• [WORK TO DO]: Every record here needs to be written out again exactly.

• [Entries with figure data]:
──────────
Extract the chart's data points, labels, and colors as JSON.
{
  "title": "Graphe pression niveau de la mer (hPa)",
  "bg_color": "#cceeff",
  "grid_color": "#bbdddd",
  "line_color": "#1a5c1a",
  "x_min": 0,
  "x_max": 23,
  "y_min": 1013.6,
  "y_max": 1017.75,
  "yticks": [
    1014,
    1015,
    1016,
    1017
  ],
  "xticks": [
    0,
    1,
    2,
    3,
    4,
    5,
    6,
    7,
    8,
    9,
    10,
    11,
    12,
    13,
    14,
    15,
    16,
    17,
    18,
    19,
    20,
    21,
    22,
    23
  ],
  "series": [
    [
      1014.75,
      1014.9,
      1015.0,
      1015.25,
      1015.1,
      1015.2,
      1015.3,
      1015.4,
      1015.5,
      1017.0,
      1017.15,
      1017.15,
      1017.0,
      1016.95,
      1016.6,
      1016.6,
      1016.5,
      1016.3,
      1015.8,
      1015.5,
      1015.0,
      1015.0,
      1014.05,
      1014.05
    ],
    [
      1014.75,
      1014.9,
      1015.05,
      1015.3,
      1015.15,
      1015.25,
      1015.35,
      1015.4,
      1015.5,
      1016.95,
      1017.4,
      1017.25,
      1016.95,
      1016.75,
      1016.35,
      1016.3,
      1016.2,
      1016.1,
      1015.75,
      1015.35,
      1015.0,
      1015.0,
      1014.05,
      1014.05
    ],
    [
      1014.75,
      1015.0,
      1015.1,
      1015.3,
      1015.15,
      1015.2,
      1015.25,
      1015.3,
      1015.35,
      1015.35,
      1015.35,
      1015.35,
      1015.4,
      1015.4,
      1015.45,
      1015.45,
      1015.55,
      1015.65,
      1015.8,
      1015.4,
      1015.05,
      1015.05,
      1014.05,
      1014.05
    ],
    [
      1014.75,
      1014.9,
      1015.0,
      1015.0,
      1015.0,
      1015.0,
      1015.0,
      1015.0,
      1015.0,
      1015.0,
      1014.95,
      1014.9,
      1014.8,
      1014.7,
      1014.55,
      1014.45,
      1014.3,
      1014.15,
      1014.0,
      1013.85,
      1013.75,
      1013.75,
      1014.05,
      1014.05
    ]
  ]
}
──────────
• [FINISHED EXERCISE]:
Extract the chart's data points, labels, and colors as JSON.
{
  "title": "Graphe pression niveau de la mer (hPa)",
  "bg_color": "#cceeff",
  "grid_color": "#bbdddd",
  "line_color": "#1a5c1a",
  "x_min": 0,
  "x_max": 23,
  "y_min": 1013.6,
  "y_max": 1017.75,
  "yticks": [
    1014,
    1015,
    1016,
    1017
  ],
  "xticks": [
    0,
    1,
    2,
    3,
    4,
    5,
    6,
    7,
    8,
    9,
    10,
    11,
    12,
    13,
    14,
    15,
    16,
    17,
    18,
    19,
    20,
    21,
    22,
    23
  ],
  "series": [
    [
      1014.75,
      1014.9,
      1015.0,
      1015.25,
      1015.1,
      1015.2,
      1015.3,
      1015.4,
      1015.5,
      1017.0,
      1017.15,
      1017.15,
      1017.0,
      1016.95,
      1016.6,
      1016.6,
      1016.5,
      1016.3,
      1015.8,
      1015.5,
      1015.0,
      1015.0,
      1014.05,
      1014.05
    ],
    [
      1014.75,
      1014.9,
      1015.05,
      1015.3,
      1015.15,
      1015.25,
      1015.35,
      1015.4,
      1015.5,
      1016.95,
      1017.4,
      1017.25,
      1016.95,
      1016.75,
      1016.35,
      1016.3,
      1016.2,
      1016.1,
      1015.75,
      1015.35,
      1015.0,
      1015.0,
      1014.05,
      1014.05
    ],
    [
      1014.75,
      1015.0,
      1015.1,
      1015.3,
      1015.15,
      1015.2,
      1015.25,
      1015.3,
      1015.35,
      1015.35,
      1015.35,
      1015.35,
      1015.4,
      1015.4,
      1015.45,
      1015.45,
      1015.55,
      1015.65,
      1015.8,
      1015.4,
      1015.05,
      1015.05,
      1014.05,
      1014.05
    ],
    [
      1014.75,
      1014.9,
      1015.0,
      1015.0,
      1015.0,
      1015.0,
      1015.0,
      1015.0,
      1015.0,
      1015.0,
      1014.95,
      1014.9,
      1014.8,
      1014.7,
      1014.55,
      1014.45,
      1014.3,
      1014.15,
      1014.0,
      1013.85,
      1013.75,
      1013.75,
      1014.05,
      1014.05
    ]
  ]
}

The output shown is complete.